Reproduce the following figure and table captions on preservation methods for plant microbial communities word for word, in full.

▸ **Given passage**
******************************
Figure 1 Alpha diversity (Chao1, Shannon and Simpson) indices of bacterial (A) and fungal (B) communities under different preservation methods. Dry = air-dry (red), Fro = snap freezing (green), Ice = ice incubation (blue). CoL = cotton leaf, CoR = cotton root, CoS = cotton stem, KanL = kangaroo leaf, LucL = lucerne leaf, RhoL = rhodes leaf, WalL = wallaby leaf.


Table 1 Pairwise PERMANOVA analyses of bacterial (A) and fungal (B) communities based on Bray–Curtis and Jaccard measures of square-root transformed relative abundances of plant bacterial communities under different treatments (snap frozen, ice incubation and air dry)..


Figure 2 Principal Coordinates Analysis (PCoA) plot using Bray–Curtis and Jaccard distance matrix on bacterial (A) and fungal (B) communities under different preservation methods. Dry = air-dry (red), Fro = snap freezing (green), Ice = ice incubation (blue). CoL = cotton leaf (solid square), CoS = cotton stem (solid circle), CoR = cotton root (solid triangle), KanL = kangaroo leaf (open square), WalL = wallaby leaf (cross), RhoL = rhodes leaf (open triangle), LucL = lucerne leaf (open circle).


Figure 3 Individual Principal Coordinates Analysis (PCoA) plot using Bray–Curtis and Jaccard distance matrix on bacterial (A) and fungal (B) communities under different preservation methods.


Table 2 Pairwise PERMANOVA analyses of dominant and rare bacterial (A) and fungal (B) communities based on Bray–Curtis and Jaccard measures of square-root transformed relative abundances of plant bacterial communities under different treatments (snap frozen, ice incubation and air dry).
******************************
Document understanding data
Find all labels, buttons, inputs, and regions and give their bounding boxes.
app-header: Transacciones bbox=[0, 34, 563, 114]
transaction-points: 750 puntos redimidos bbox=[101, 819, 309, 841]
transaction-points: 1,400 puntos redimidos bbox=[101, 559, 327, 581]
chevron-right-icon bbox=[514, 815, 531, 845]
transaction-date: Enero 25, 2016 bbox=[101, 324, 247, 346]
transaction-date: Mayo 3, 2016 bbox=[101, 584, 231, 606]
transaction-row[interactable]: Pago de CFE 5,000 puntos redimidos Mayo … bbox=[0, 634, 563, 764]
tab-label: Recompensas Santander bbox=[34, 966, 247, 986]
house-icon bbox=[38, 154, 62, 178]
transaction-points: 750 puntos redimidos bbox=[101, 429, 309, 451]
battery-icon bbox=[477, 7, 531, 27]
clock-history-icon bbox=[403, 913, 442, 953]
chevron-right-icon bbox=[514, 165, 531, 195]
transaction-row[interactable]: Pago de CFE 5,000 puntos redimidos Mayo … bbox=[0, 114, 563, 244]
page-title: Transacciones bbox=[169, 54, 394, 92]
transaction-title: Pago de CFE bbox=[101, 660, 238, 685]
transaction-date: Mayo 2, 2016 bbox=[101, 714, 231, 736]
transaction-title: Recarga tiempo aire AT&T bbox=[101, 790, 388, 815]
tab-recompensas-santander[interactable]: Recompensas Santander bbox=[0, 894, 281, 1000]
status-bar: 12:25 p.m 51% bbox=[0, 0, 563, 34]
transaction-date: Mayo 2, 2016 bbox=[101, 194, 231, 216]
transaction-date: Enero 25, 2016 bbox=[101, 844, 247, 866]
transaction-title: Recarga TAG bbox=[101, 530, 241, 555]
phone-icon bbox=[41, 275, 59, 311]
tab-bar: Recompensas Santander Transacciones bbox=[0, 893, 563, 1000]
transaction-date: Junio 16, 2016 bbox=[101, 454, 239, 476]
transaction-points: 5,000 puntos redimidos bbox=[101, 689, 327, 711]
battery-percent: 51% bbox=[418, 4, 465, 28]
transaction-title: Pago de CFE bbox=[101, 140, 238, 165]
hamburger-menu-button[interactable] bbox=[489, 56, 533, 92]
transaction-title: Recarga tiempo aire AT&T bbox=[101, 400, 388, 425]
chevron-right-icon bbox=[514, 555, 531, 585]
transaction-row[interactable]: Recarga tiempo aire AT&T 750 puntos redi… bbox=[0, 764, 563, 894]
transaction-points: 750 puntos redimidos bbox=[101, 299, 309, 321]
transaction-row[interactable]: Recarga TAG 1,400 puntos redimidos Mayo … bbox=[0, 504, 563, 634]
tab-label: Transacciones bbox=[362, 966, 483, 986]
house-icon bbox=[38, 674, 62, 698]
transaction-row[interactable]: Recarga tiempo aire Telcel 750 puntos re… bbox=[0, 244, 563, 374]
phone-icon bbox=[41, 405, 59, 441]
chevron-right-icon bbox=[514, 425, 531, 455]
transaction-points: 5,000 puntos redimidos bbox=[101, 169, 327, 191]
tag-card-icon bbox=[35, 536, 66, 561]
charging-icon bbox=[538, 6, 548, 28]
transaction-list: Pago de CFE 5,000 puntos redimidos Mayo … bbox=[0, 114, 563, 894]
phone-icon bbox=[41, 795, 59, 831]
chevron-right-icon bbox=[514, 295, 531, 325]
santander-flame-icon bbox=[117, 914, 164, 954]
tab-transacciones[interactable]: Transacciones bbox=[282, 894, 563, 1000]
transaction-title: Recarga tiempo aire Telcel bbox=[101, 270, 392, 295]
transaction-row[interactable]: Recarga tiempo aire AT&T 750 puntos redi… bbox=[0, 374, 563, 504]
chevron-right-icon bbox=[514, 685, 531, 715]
******************************
▸ **Expected output**
Figure 1 Alpha diversity (Chao1, Shannon and Simpson) indices of bacterial (A) and fungal (B) communities under different preservation methods. Dry = air-dry (red), Fro = snap freezing (green), Ice = ice incubation (blue). CoL = cotton leaf, CoR = cotton root, CoS = cotton stem, KanL = kangaroo leaf, LucL = lucerne leaf, RhoL = rhodes leaf, WalL = wallaby leaf.


Table 1 Pairwise PERMANOVA analyses of bacterial (A) and fungal (B) communities based on Bray–Curtis and Jaccard measures of square-root transformed relative abundances of plant bacterial communities under different treatments (snap frozen, ice incubation and air dry)..


Figure 2 Principal Coordinates Analysis (PCoA) plot using Bray–Curtis and Jaccard distance matrix on bacterial (A) and fungal (B) communities under different preservation methods. Dry = air-dry (red), Fro = snap freezing (green), Ice = ice incubation (blue). CoL = cotton leaf (solid square), CoS = cotton stem (solid circle), CoR = cotton root (solid triangle), KanL = kangaroo leaf (open square), WalL = wallaby leaf (cross), RhoL = rhodes leaf (open triangle), LucL = lucerne leaf (open circle).


Figure 3 Individual Principal Coordinates Analysis (PCoA) plot using Bray–Curtis and Jaccard distance matrix on bacterial (A) and fungal (B) communities under different preservation methods.


Table 2 Pairwise PERMANOVA analyses of dominant and rare bacterial (A) and fungal (B) communities based on Bray–Curtis and Jaccard measures of square-root transformed relative abundances of plant bacterial communities under different treatments (snap frozen, ice incubation and air dry).